Write out the whole listing, matching it exactly.

* BEGIN DATA ROWS *

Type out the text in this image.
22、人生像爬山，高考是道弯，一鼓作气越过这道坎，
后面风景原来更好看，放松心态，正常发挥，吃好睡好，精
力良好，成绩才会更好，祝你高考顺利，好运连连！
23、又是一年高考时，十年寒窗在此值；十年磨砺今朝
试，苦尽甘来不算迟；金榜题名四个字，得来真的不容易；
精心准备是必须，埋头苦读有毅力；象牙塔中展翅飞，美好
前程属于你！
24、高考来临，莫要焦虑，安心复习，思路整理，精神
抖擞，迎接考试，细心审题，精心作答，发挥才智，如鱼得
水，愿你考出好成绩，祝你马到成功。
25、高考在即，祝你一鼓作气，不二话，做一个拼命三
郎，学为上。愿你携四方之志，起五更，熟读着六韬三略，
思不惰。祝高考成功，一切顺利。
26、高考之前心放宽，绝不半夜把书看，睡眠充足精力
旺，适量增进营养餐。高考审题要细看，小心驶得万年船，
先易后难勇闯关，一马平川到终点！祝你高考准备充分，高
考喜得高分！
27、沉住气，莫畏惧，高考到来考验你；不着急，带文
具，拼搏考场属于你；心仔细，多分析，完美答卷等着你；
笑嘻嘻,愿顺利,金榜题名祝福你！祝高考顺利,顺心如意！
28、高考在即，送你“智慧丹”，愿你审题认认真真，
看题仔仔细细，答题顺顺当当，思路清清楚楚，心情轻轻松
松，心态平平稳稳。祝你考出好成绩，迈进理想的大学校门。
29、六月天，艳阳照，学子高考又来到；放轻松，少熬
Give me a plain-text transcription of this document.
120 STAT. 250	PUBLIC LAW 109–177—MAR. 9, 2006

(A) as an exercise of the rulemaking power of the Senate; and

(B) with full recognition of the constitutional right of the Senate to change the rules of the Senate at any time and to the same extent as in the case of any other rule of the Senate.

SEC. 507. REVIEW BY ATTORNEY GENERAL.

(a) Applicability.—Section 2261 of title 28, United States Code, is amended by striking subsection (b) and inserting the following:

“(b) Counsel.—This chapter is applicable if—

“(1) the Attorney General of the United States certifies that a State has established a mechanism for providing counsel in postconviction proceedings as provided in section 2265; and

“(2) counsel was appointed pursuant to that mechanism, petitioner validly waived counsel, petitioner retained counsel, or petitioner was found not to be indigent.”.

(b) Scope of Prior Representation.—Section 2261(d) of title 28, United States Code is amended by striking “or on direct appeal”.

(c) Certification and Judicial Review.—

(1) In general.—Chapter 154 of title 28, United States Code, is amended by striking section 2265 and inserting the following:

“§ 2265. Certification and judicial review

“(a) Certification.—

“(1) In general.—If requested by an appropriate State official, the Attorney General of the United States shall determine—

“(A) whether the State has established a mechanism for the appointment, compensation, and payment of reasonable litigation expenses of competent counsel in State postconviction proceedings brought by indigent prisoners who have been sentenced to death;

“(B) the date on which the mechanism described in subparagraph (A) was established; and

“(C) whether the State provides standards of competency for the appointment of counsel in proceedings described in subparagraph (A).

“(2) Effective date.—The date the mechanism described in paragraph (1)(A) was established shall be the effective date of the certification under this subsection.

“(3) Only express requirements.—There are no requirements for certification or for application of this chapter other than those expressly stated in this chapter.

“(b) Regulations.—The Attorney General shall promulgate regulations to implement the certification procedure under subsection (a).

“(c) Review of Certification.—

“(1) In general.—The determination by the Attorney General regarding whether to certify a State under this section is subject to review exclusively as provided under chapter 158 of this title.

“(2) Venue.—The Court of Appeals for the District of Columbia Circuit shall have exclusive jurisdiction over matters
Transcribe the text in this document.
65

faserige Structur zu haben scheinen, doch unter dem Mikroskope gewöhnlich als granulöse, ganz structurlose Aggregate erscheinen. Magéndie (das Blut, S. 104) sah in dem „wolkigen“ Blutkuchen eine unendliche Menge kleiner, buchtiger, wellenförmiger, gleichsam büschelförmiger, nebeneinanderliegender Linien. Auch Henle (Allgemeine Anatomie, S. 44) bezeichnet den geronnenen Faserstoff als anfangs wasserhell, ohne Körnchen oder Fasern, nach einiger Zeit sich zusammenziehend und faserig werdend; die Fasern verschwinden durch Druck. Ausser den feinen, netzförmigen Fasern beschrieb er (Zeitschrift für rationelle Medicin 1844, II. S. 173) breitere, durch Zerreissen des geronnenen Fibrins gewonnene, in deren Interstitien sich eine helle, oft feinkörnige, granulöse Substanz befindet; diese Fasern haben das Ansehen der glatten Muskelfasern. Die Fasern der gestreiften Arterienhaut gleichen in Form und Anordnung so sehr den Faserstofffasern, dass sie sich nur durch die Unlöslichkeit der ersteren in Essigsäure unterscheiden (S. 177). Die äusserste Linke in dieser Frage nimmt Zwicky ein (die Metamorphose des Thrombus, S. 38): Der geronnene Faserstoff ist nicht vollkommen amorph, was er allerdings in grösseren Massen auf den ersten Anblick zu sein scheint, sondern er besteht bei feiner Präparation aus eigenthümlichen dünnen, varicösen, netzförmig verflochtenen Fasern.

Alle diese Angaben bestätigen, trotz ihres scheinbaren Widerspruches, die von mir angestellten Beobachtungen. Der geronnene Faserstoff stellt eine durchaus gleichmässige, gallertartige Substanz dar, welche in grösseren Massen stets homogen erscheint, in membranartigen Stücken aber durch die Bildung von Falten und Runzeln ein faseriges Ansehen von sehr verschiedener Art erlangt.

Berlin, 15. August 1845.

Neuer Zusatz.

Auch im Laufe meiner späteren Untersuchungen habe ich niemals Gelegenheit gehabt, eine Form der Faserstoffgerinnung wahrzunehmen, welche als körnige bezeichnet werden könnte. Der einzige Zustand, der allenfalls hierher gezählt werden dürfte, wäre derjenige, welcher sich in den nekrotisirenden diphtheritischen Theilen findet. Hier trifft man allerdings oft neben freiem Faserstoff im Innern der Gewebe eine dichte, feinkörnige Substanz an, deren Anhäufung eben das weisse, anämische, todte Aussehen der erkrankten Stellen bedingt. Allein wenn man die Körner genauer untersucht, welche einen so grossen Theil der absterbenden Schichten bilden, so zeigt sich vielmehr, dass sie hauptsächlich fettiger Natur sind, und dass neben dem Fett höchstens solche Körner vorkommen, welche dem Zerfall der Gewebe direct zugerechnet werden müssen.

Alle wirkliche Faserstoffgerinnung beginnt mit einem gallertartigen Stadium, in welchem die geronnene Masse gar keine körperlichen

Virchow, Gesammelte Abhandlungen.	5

* END DATA ROWS *

**RESPONSE TO THE EXERCISE**
Type out the text in this image.
22、人生像爬山，高考是道弯，一鼓作气越过这道坎，
后面风景原来更好看，放松心态，正常发挥，吃好睡好，精
力良好，成绩才会更好，祝你高考顺利，好运连连！
23、又是一年高考时，十年寒窗在此值；十年磨砺今朝
试，苦尽甘来不算迟；金榜题名四个字，得来真的不容易；
精心准备是必须，埋头苦读有毅力；象牙塔中展翅飞，美好
前程属于你！
24、高考来临，莫要焦虑，安心复习，思路整理，精神
抖擞，迎接考试，细心审题，精心作答，发挥才智，如鱼得
水，愿你考出好成绩，祝你马到成功。
25、高考在即，祝你一鼓作气，不二话，做一个拼命三
郎，学为上。愿你携四方之志，起五更，熟读着六韬三略，
思不惰。祝高考成功，一切顺利。
26、高考之前心放宽，绝不半夜把书看，睡眠充足精力
旺，适量增进营养餐。高考审题要细看，小心驶得万年船，
先易后难勇闯关，一马平川到终点！祝你高考准备充分，高
考喜得高分！
27、沉住气，莫畏惧，高考到来考验你；不着急，带文
具，拼搏考场属于你；心仔细，多分析，完美答卷等着你；
笑嘻嘻,愿顺利,金榜题名祝福你！祝高考顺利,顺心如意！
28、高考在即，送你“智慧丹”，愿你审题认认真真，
看题仔仔细细，答题顺顺当当，思路清清楚楚，心情轻轻松
松，心态平平稳稳。祝你考出好成绩，迈进理想的大学校门。
29、六月天，艳阳照，学子高考又来到；放轻松，少熬
Give me a plain-text transcription of this document.
120 STAT. 250	PUBLIC LAW 109–177—MAR. 9, 2006

(A) as an exercise of the rulemaking power of the Senate; and

(B) with full recognition of the constitutional right of the Senate to change the rules of the Senate at any time and to the same extent as in the case of any other rule of the Senate.

SEC. 507. REVIEW BY ATTORNEY GENERAL.

(a) Applicability.—Section 2261 of title 28, United States Code, is amended by striking subsection (b) and inserting the following:

“(b) Counsel.—This chapter is applicable if—

“(1) the Attorney General of the United States certifies that a State has established a mechanism for providing counsel in postconviction proceedings as provided in section 2265; and

“(2) counsel was appointed pursuant to that mechanism, petitioner validly waived counsel, petitioner retained counsel, or petitioner was found not to be indigent.”.

(b) Scope of Prior Representation.—Section 2261(d) of title 28, United States Code is amended by striking “or on direct appeal”.

(c) Certification and Judicial Review.—

(1) In general.—Chapter 154 of title 28, United States Code, is amended by striking section 2265 and inserting the following:

“§ 2265. Certification and judicial review

“(a) Certification.—

“(1) In general.—If requested by an appropriate State official, the Attorney General of the United States shall determine—

“(A) whether the State has established a mechanism for the appointment, compensation, and payment of reasonable litigation expenses of competent counsel in State postconviction proceedings brought by indigent prisoners who have been sentenced to death;

“(B) the date on which the mechanism described in subparagraph (A) was established; and

“(C) whether the State provides standards of competency for the appointment of counsel in proceedings described in subparagraph (A).

“(2) Effective date.—The date the mechanism described in paragraph (1)(A) was established shall be the effective date of the certification under this subsection.

“(3) Only express requirements.—There are no requirements for certification or for application of this chapter other than those expressly stated in this chapter.

“(b) Regulations.—The Attorney General shall promulgate regulations to implement the certification procedure under subsection (a).

“(c) Review of Certification.—

“(1) In general.—The determination by the Attorney General regarding whether to certify a State under this section is subject to review exclusively as provided under chapter 158 of this title.

“(2) Venue.—The Court of Appeals for the District of Columbia Circuit shall have exclusive jurisdiction over matters
Transcribe the text in this document.
65

faserige Structur zu haben scheinen, doch unter dem Mikroskope gewöhnlich als granulöse, ganz structurlose Aggregate erscheinen. Magéndie (das Blut, S. 104) sah in dem „wolkigen“ Blutkuchen eine unendliche Menge kleiner, buchtiger, wellenförmiger, gleichsam büschelförmiger, nebeneinanderliegender Linien. Auch Henle (Allgemeine Anatomie, S. 44) bezeichnet den geronnenen Faserstoff als anfangs wasserhell, ohne Körnchen oder Fasern, nach einiger Zeit sich zusammenziehend und faserig werdend; die Fasern verschwinden durch Druck. Ausser den feinen, netzförmigen Fasern beschrieb er (Zeitschrift für rationelle Medicin 1844, II. S. 173) breitere, durch Zerreissen des geronnenen Fibrins gewonnene, in deren Interstitien sich eine helle, oft feinkörnige, granulöse Substanz befindet; diese Fasern haben das Ansehen der glatten Muskelfasern. Die Fasern der gestreiften Arterienhaut gleichen in Form und Anordnung so sehr den Faserstofffasern, dass sie sich nur durch die Unlöslichkeit der ersteren in Essigsäure unterscheiden (S. 177). Die äusserste Linke in dieser Frage nimmt Zwicky ein (die Metamorphose des Thrombus, S. 38): Der geronnene Faserstoff ist nicht vollkommen amorph, was er allerdings in grösseren Massen auf den ersten Anblick zu sein scheint, sondern er besteht bei feiner Präparation aus eigenthümlichen dünnen, varicösen, netzförmig verflochtenen Fasern.

Alle diese Angaben bestätigen, trotz ihres scheinbaren Widerspruches, die von mir angestellten Beobachtungen. Der geronnene Faserstoff stellt eine durchaus gleichmässige, gallertartige Substanz dar, welche in grösseren Massen stets homogen erscheint, in membranartigen Stücken aber durch die Bildung von Falten und Runzeln ein faseriges Ansehen von sehr verschiedener Art erlangt.

Berlin, 15. August 1845.

Neuer Zusatz.

Auch im Laufe meiner späteren Untersuchungen habe ich niemals Gelegenheit gehabt, eine Form der Faserstoffgerinnung wahrzunehmen, welche als körnige bezeichnet werden könnte. Der einzige Zustand, der allenfalls hierher gezählt werden dürfte, wäre derjenige, welcher sich in den nekrotisirenden diphtheritischen Theilen findet. Hier trifft man allerdings oft neben freiem Faserstoff im Innern der Gewebe eine dichte, feinkörnige Substanz an, deren Anhäufung eben das weisse, anämische, todte Aussehen der erkrankten Stellen bedingt. Allein wenn man die Körner genauer untersucht, welche einen so grossen Theil der absterbenden Schichten bilden, so zeigt sich vielmehr, dass sie hauptsächlich fettiger Natur sind, und dass neben dem Fett höchstens solche Körner vorkommen, welche dem Zerfall der Gewebe direct zugerechnet werden müssen.

Alle wirkliche Faserstoffgerinnung beginnt mit einem gallertartigen Stadium, in welchem die geronnene Masse gar keine körperlichen

Virchow, Gesammelte Abhandlungen.	5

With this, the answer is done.